- The problem
Transcribe every line exactly. Leave the pictures behind.

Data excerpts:

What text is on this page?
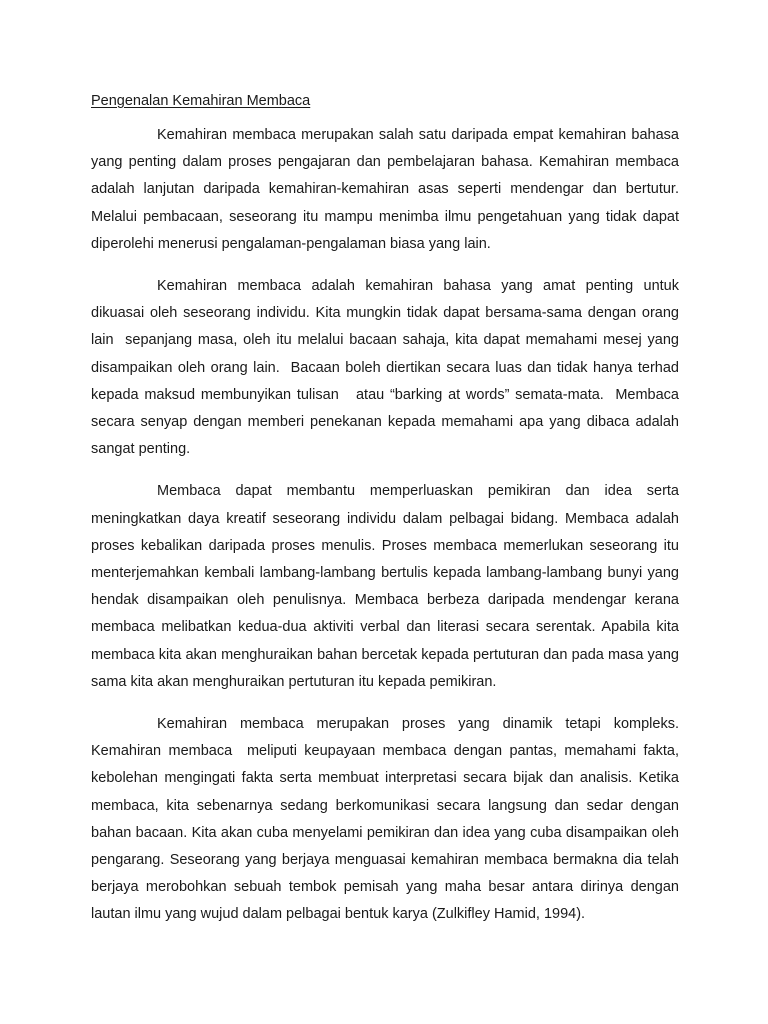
Pengenalan Kemahiran Membaca

Kemahiran membaca merupakan salah satu daripada empat kemahiran bahasa yang penting dalam proses pengajaran dan pembelajaran bahasa. Kemahiran membaca adalah lanjutan daripada kemahiran-kemahiran asas seperti mendengar dan bertutur. Melalui pembacaan, seseorang itu mampu menimba ilmu pengetahuan yang tidak dapat diperolehi menerusi pengalaman-pengalaman biasa yang lain.

Kemahiran membaca adalah kemahiran bahasa yang amat penting untuk dikuasai oleh seseorang individu. Kita mungkin tidak dapat bersama-sama dengan orang lain  sepanjang masa, oleh itu melalui bacaan sahaja, kita dapat memahami mesej yang disampaikan oleh orang lain.  Bacaan boleh diertikan secara luas dan tidak hanya terhad kepada maksud membunyikan tulisan   atau “barking at words” semata-mata.  Membaca secara senyap dengan memberi penekanan kepada memahami apa yang dibaca adalah sangat penting.

Membaca dapat membantu memperluaskan pemikiran dan idea serta meningkatkan daya kreatif seseorang individu dalam pelbagai bidang. Membaca adalah proses kebalikan daripada proses menulis. Proses membaca memerlukan seseorang itu menterjemahkan kembali lambang-lambang bertulis kepada lambang-lambang bunyi yang hendak disampaikan oleh penulisnya. Membaca berbeza daripada mendengar kerana membaca melibatkan kedua-dua aktiviti verbal dan literasi secara serentak. Apabila kita membaca kita akan menghuraikan bahan bercetak kepada pertuturan dan pada masa yang sama kita akan menghuraikan pertuturan itu kepada pemikiran.

Kemahiran membaca merupakan proses yang dinamik tetapi kompleks. Kemahiran membaca  meliputi keupayaan membaca dengan pantas, memahami fakta, kebolehan mengingati fakta serta membuat interpretasi secara bijak dan analisis. Ketika membaca, kita sebenarnya sedang berkomunikasi secara langsung dan sedar dengan bahan bacaan. Kita akan cuba menyelami pemikiran dan idea yang cuba disampaikan oleh pengarang. Seseorang yang berjaya menguasai kemahiran membaca bermakna dia telah berjaya merobohkan sebuah tembok pemisah yang maha besar antara dirinya dengan lautan ilmu yang wujud dalam pelbagai bentuk karya (Zulkifley Hamid, 1994).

- Task answer
What text is on this page?
Pengenalan Kemahiran Membaca

Kemahiran membaca merupakan salah satu daripada empat kemahiran bahasa yang penting dalam proses pengajaran dan pembelajaran bahasa. Kemahiran membaca adalah lanjutan daripada kemahiran-kemahiran asas seperti mendengar dan bertutur. Melalui pembacaan, seseorang itu mampu menimba ilmu pengetahuan yang tidak dapat diperolehi menerusi pengalaman-pengalaman biasa yang lain.

Kemahiran membaca adalah kemahiran bahasa yang amat penting untuk dikuasai oleh seseorang individu. Kita mungkin tidak dapat bersama-sama dengan orang lain  sepanjang masa, oleh itu melalui bacaan sahaja, kita dapat memahami mesej yang disampaikan oleh orang lain.  Bacaan boleh diertikan secara luas dan tidak hanya terhad kepada maksud membunyikan tulisan   atau “barking at words” semata-mata.  Membaca secara senyap dengan memberi penekanan kepada memahami apa yang dibaca adalah sangat penting.

Membaca dapat membantu memperluaskan pemikiran dan idea serta meningkatkan daya kreatif seseorang individu dalam pelbagai bidang. Membaca adalah proses kebalikan daripada proses menulis. Proses membaca memerlukan seseorang itu menterjemahkan kembali lambang-lambang bertulis kepada lambang-lambang bunyi yang hendak disampaikan oleh penulisnya. Membaca berbeza daripada mendengar kerana membaca melibatkan kedua-dua aktiviti verbal dan literasi secara serentak. Apabila kita membaca kita akan menghuraikan bahan bercetak kepada pertuturan dan pada masa yang sama kita akan menghuraikan pertuturan itu kepada pemikiran.

Kemahiran membaca merupakan proses yang dinamik tetapi kompleks. Kemahiran membaca  meliputi keupayaan membaca dengan pantas, memahami fakta, kebolehan mengingati fakta serta membuat interpretasi secara bijak dan analisis. Ketika membaca, kita sebenarnya sedang berkomunikasi secara langsung dan sedar dengan bahan bacaan. Kita akan cuba menyelami pemikiran dan idea yang cuba disampaikan oleh pengarang. Seseorang yang berjaya menguasai kemahiran membaca bermakna dia telah berjaya merobohkan sebuah tembok pemisah yang maha besar antara dirinya dengan lautan ilmu yang wujud dalam pelbagai bentuk karya (Zulkifley Hamid, 1994).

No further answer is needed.